> [Brief]: Lines that include the word "Государственная" are the ones to copy.
=== Entries provided ===
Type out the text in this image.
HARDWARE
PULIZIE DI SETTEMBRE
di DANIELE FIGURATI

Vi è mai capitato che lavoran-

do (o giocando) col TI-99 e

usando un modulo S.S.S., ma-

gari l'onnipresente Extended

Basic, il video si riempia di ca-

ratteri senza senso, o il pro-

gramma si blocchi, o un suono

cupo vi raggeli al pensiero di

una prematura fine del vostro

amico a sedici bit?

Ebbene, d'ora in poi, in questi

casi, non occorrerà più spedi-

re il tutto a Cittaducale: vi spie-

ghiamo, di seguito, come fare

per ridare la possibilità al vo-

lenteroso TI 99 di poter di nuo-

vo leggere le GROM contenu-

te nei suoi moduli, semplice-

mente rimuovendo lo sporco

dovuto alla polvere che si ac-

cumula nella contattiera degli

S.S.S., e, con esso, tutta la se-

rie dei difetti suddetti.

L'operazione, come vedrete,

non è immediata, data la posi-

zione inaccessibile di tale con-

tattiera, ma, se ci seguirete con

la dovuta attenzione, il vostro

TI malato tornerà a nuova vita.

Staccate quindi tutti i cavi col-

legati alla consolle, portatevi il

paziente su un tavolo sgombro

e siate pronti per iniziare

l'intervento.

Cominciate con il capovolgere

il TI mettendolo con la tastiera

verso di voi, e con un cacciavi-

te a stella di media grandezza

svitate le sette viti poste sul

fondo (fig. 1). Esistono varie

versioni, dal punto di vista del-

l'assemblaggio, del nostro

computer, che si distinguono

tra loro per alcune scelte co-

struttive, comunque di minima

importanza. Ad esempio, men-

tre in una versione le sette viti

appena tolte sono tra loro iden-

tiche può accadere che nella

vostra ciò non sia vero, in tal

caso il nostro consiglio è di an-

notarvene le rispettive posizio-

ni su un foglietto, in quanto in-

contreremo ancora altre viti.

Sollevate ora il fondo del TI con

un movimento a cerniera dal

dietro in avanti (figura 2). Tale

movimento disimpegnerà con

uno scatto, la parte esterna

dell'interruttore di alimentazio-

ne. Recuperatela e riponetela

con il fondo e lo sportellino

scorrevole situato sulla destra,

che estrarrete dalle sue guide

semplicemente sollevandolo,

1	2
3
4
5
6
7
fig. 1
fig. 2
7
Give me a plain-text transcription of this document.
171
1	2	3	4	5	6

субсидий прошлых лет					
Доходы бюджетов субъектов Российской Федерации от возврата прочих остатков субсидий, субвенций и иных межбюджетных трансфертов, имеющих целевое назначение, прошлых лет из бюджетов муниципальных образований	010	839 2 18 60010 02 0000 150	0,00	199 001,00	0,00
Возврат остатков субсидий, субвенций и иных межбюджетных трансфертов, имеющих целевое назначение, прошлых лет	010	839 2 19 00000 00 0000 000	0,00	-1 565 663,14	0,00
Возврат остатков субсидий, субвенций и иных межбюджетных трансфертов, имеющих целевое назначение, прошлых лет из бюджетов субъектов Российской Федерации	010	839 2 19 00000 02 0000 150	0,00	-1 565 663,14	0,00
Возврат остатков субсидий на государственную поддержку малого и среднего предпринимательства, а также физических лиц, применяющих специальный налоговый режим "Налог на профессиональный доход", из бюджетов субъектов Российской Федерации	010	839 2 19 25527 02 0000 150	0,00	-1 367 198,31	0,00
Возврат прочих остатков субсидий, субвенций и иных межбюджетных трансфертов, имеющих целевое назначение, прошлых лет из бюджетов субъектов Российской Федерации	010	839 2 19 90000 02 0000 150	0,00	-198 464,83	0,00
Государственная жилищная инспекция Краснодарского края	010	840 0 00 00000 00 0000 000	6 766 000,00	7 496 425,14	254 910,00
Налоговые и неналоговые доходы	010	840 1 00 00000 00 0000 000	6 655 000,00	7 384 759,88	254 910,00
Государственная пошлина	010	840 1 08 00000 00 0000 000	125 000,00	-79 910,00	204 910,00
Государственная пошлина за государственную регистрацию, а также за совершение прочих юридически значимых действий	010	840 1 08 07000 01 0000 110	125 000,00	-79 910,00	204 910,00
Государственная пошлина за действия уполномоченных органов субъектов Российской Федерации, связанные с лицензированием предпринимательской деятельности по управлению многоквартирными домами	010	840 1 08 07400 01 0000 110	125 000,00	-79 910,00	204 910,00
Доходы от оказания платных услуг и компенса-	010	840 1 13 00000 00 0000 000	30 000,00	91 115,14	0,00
===
> [Response to the task]:
Государственная жилищная инспекция Краснодарского края	010	840 0 00 00000 00 0000 000	6 766 000,00	7 496 425,14	254 910,00
Государственная пошлина	010	840 1 08 00000 00 0000 000	125 000,00	-79 910,00	204 910,00
Государственная пошлина за государственную регистрацию, а также за совершение прочих юридически значимых действий	010	840 1 08 07000 01 0000 110	125 000,00	-79 910,00	204 910,00
Государственная пошлина за действия уполномоченных органов субъектов Российской Федерации, связанные с лицензированием предпринимательской деятельности по управлению многоквартирными домами	010	840 1 08 07400 01 0000 110	125 000,00	-79 910,00	204 910,00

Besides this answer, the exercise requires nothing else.